• Written problem
Gather, from the data below, each line in which the word "récidives" occurs.

• Records for processing
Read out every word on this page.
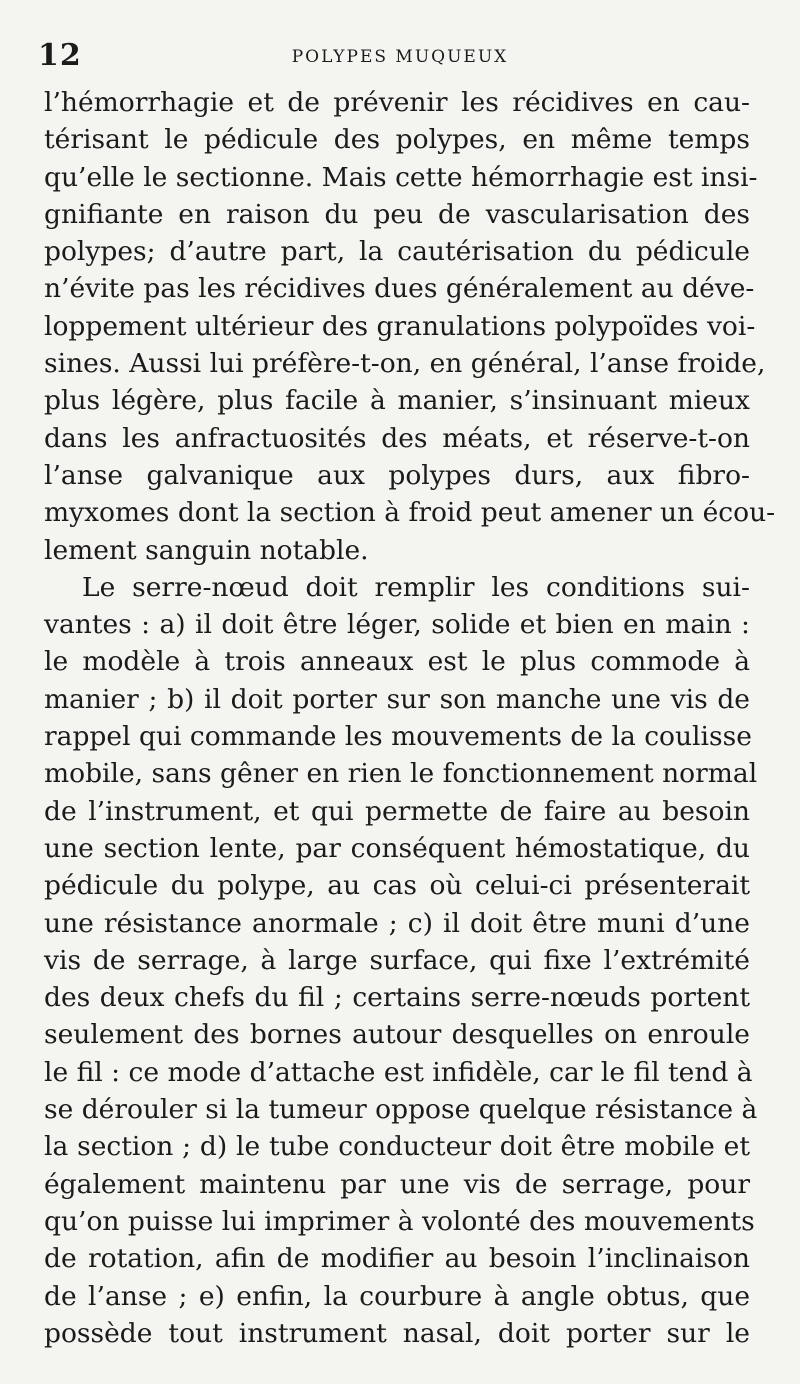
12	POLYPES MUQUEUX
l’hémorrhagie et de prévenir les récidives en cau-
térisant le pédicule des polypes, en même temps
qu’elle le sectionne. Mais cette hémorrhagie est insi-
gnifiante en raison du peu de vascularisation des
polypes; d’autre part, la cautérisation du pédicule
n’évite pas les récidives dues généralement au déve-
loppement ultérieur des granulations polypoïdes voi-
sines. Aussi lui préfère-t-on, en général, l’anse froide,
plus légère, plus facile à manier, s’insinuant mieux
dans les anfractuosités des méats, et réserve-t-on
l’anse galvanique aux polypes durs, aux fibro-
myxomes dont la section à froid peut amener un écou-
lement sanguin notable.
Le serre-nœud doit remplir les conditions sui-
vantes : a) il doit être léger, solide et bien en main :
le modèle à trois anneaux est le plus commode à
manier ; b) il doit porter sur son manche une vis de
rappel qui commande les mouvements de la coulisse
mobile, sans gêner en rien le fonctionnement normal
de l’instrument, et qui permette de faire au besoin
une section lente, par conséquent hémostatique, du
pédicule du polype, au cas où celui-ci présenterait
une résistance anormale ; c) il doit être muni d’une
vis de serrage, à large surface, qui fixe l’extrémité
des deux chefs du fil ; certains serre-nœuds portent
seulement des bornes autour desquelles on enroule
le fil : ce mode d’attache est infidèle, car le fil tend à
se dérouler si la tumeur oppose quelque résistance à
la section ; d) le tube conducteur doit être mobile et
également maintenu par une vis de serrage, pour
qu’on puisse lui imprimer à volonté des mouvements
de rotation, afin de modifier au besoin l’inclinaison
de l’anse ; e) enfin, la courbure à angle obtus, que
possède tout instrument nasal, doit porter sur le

• Worked solution
l’hémorrhagie et de prévenir les récidives en cau-
n’évite pas les récidives dues généralement au déve-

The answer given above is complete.